§ The exercise
Leave out the pictures and restate the rest of the data exactly.

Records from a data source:

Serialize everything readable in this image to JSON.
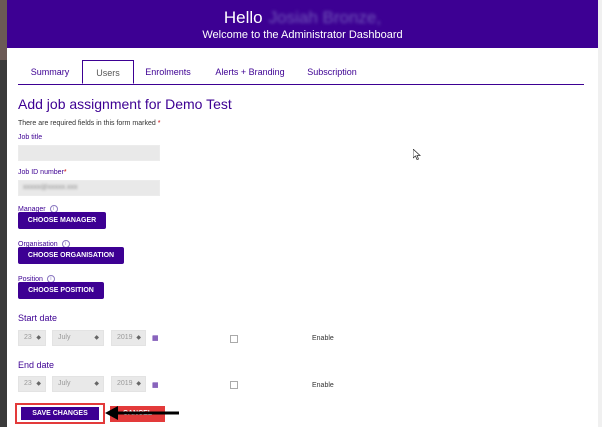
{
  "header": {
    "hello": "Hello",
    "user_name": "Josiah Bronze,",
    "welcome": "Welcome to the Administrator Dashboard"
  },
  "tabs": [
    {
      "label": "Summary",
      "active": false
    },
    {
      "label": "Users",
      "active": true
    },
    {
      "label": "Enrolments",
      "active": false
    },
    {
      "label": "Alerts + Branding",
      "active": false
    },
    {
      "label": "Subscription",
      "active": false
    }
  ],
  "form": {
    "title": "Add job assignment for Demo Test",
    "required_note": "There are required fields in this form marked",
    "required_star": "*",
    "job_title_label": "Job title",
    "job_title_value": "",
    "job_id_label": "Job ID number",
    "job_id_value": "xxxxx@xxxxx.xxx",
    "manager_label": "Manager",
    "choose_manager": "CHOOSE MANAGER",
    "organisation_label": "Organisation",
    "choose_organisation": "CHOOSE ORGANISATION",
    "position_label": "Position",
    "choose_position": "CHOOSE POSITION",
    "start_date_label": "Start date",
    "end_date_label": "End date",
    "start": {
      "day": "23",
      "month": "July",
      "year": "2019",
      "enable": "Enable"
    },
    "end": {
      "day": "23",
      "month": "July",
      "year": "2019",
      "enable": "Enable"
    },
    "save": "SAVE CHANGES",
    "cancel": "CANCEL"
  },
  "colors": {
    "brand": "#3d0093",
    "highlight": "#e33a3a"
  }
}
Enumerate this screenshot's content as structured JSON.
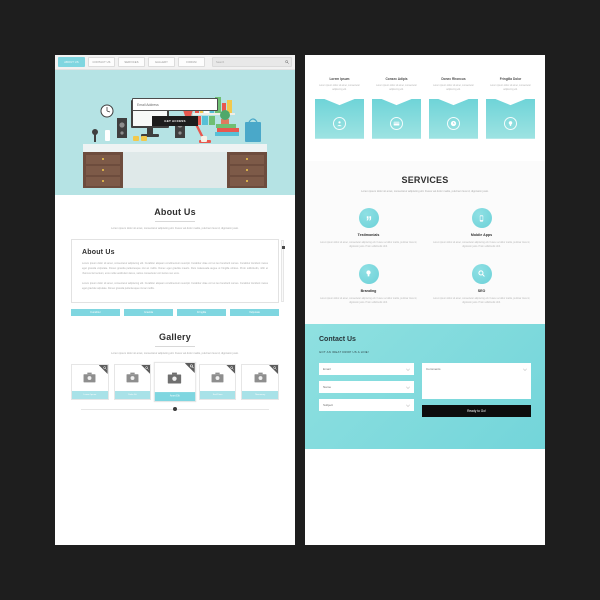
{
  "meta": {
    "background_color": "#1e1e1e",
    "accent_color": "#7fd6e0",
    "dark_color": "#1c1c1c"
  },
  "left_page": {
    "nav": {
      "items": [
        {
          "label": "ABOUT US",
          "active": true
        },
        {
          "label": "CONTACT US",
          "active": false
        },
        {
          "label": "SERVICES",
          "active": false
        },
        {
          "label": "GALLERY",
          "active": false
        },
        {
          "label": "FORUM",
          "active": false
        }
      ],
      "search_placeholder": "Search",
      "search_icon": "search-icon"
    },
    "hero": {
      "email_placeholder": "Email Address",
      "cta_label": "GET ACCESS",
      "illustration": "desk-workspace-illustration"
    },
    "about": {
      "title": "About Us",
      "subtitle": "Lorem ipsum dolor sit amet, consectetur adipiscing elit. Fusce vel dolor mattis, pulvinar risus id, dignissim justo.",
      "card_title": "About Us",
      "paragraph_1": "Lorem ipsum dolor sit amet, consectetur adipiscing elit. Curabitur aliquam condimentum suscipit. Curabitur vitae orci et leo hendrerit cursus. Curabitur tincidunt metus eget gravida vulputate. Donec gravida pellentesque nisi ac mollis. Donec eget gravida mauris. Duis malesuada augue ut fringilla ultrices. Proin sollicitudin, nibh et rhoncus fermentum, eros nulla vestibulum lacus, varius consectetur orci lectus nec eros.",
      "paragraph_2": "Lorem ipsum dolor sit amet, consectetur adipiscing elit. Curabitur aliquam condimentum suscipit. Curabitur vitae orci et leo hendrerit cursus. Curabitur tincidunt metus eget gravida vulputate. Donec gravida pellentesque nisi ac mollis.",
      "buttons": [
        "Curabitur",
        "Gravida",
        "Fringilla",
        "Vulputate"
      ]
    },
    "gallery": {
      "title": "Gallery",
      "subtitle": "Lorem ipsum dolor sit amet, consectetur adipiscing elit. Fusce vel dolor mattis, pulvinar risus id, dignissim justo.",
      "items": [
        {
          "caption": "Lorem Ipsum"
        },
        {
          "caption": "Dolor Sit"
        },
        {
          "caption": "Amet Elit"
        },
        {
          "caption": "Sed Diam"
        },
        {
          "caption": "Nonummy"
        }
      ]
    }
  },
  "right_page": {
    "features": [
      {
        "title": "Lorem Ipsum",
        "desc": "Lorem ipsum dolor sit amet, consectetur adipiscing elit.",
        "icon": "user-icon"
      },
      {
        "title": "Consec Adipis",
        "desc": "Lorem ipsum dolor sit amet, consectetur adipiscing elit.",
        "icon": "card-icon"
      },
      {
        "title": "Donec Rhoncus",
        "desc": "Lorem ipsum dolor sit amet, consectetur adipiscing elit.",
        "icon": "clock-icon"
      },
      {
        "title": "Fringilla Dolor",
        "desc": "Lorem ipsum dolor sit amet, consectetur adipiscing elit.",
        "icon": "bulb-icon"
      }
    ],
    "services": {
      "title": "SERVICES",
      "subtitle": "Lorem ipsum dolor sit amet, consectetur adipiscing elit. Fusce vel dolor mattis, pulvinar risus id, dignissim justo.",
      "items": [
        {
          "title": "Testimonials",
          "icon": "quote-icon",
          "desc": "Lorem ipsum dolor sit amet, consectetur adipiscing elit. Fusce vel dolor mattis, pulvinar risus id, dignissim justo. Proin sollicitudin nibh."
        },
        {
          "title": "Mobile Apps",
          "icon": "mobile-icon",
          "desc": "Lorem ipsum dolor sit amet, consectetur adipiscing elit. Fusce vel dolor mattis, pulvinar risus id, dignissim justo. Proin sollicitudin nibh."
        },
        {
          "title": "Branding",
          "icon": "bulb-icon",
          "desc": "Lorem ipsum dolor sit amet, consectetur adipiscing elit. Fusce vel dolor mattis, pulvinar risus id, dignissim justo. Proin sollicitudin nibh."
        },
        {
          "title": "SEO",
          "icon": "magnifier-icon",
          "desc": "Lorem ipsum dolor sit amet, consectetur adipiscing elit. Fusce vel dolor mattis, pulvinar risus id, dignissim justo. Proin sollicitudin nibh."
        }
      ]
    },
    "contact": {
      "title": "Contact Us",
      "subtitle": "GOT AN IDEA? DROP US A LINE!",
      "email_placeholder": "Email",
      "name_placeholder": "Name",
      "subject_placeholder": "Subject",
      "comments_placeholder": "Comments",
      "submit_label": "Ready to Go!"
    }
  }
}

§ Result for this task
Serialize everything readable in this image to JSON.
{
  "header": {
    "hello": "Hello",
    "user_name": "Josiah Bronze,",
    "welcome": "Welcome to the Administrator Dashboard"
  },
  "tabs": [
    {
      "label": "Summary",
      "active": false
    },
    {
      "label": "Users",
      "active": true
    },
    {
      "label": "Enrolments",
      "active": false
    },
    {
      "label": "Alerts + Branding",
      "active": false
    },
    {
      "label": "Subscription",
      "active": false
    }
  ],
  "form": {
    "title": "Add job assignment for Demo Test",
    "required_note": "There are required fields in this form marked",
    "required_star": "*",
    "job_title_label": "Job title",
    "job_title_value": "",
    "job_id_label": "Job ID number",
    "job_id_value": "xxxxx@xxxxx.xxx",
    "manager_label": "Manager",
    "choose_manager": "CHOOSE MANAGER",
    "organisation_label": "Organisation",
    "choose_organisation": "CHOOSE ORGANISATION",
    "position_label": "Position",
    "choose_position": "CHOOSE POSITION",
    "start_date_label": "Start date",
    "end_date_label": "End date",
    "start": {
      "day": "23",
      "month": "July",
      "year": "2019",
      "enable": "Enable"
    },
    "end": {
      "day": "23",
      "month": "July",
      "year": "2019",
      "enable": "Enable"
    },
    "save": "SAVE CHANGES",
    "cancel": "CANCEL"
  },
  "colors": {
    "brand": "#3d0093",
    "highlight": "#e33a3a"
  }
}
Enumerate this screenshot's content as structured JSON.
{
  "meta": {
    "background_color": "#1e1e1e",
    "accent_color": "#7fd6e0",
    "dark_color": "#1c1c1c"
  },
  "left_page": {
    "nav": {
      "items": [
        {
          "label": "ABOUT US",
          "active": true
        },
        {
          "label": "CONTACT US",
          "active": false
        },
        {
          "label": "SERVICES",
          "active": false
        },
        {
          "label": "GALLERY",
          "active": false
        },
        {
          "label": "FORUM",
          "active": false
        }
      ],
      "search_placeholder": "Search",
      "search_icon": "search-icon"
    },
    "hero": {
      "email_placeholder": "Email Address",
      "cta_label": "GET ACCESS",
      "illustration": "desk-workspace-illustration"
    },
    "about": {
      "title": "About Us",
      "subtitle": "Lorem ipsum dolor sit amet, consectetur adipiscing elit. Fusce vel dolor mattis, pulvinar risus id, dignissim justo.",
      "card_title": "About Us",
      "paragraph_1": "Lorem ipsum dolor sit amet, consectetur adipiscing elit. Curabitur aliquam condimentum suscipit. Curabitur vitae orci et leo hendrerit cursus. Curabitur tincidunt metus eget gravida vulputate. Donec gravida pellentesque nisi ac mollis. Donec eget gravida mauris. Duis malesuada augue ut fringilla ultrices. Proin sollicitudin, nibh et rhoncus fermentum, eros nulla vestibulum lacus, varius consectetur orci lectus nec eros.",
      "paragraph_2": "Lorem ipsum dolor sit amet, consectetur adipiscing elit. Curabitur aliquam condimentum suscipit. Curabitur vitae orci et leo hendrerit cursus. Curabitur tincidunt metus eget gravida vulputate. Donec gravida pellentesque nisi ac mollis.",
      "buttons": [
        "Curabitur",
        "Gravida",
        "Fringilla",
        "Vulputate"
      ]
    },
    "gallery": {
      "title": "Gallery",
      "subtitle": "Lorem ipsum dolor sit amet, consectetur adipiscing elit. Fusce vel dolor mattis, pulvinar risus id, dignissim justo.",
      "items": [
        {
          "caption": "Lorem Ipsum"
        },
        {
          "caption": "Dolor Sit"
        },
        {
          "caption": "Amet Elit"
        },
        {
          "caption": "Sed Diam"
        },
        {
          "caption": "Nonummy"
        }
      ]
    }
  },
  "right_page": {
    "features": [
      {
        "title": "Lorem Ipsum",
        "desc": "Lorem ipsum dolor sit amet, consectetur adipiscing elit.",
        "icon": "user-icon"
      },
      {
        "title": "Consec Adipis",
        "desc": "Lorem ipsum dolor sit amet, consectetur adipiscing elit.",
        "icon": "card-icon"
      },
      {
        "title": "Donec Rhoncus",
        "desc": "Lorem ipsum dolor sit amet, consectetur adipiscing elit.",
        "icon": "clock-icon"
      },
      {
        "title": "Fringilla Dolor",
        "desc": "Lorem ipsum dolor sit amet, consectetur adipiscing elit.",
        "icon": "bulb-icon"
      }
    ],
    "services": {
      "title": "SERVICES",
      "subtitle": "Lorem ipsum dolor sit amet, consectetur adipiscing elit. Fusce vel dolor mattis, pulvinar risus id, dignissim justo.",
      "items": [
        {
          "title": "Testimonials",
          "icon": "quote-icon",
          "desc": "Lorem ipsum dolor sit amet, consectetur adipiscing elit. Fusce vel dolor mattis, pulvinar risus id, dignissim justo. Proin sollicitudin nibh."
        },
        {
          "title": "Mobile Apps",
          "icon": "mobile-icon",
          "desc": "Lorem ipsum dolor sit amet, consectetur adipiscing elit. Fusce vel dolor mattis, pulvinar risus id, dignissim justo. Proin sollicitudin nibh."
        },
        {
          "title": "Branding",
          "icon": "bulb-icon",
          "desc": "Lorem ipsum dolor sit amet, consectetur adipiscing elit. Fusce vel dolor mattis, pulvinar risus id, dignissim justo. Proin sollicitudin nibh."
        },
        {
          "title": "SEO",
          "icon": "magnifier-icon",
          "desc": "Lorem ipsum dolor sit amet, consectetur adipiscing elit. Fusce vel dolor mattis, pulvinar risus id, dignissim justo. Proin sollicitudin nibh."
        }
      ]
    },
    "contact": {
      "title": "Contact Us",
      "subtitle": "GOT AN IDEA? DROP US A LINE!",
      "email_placeholder": "Email",
      "name_placeholder": "Name",
      "subject_placeholder": "Subject",
      "comments_placeholder": "Comments",
      "submit_label": "Ready to Go!"
    }
  }
}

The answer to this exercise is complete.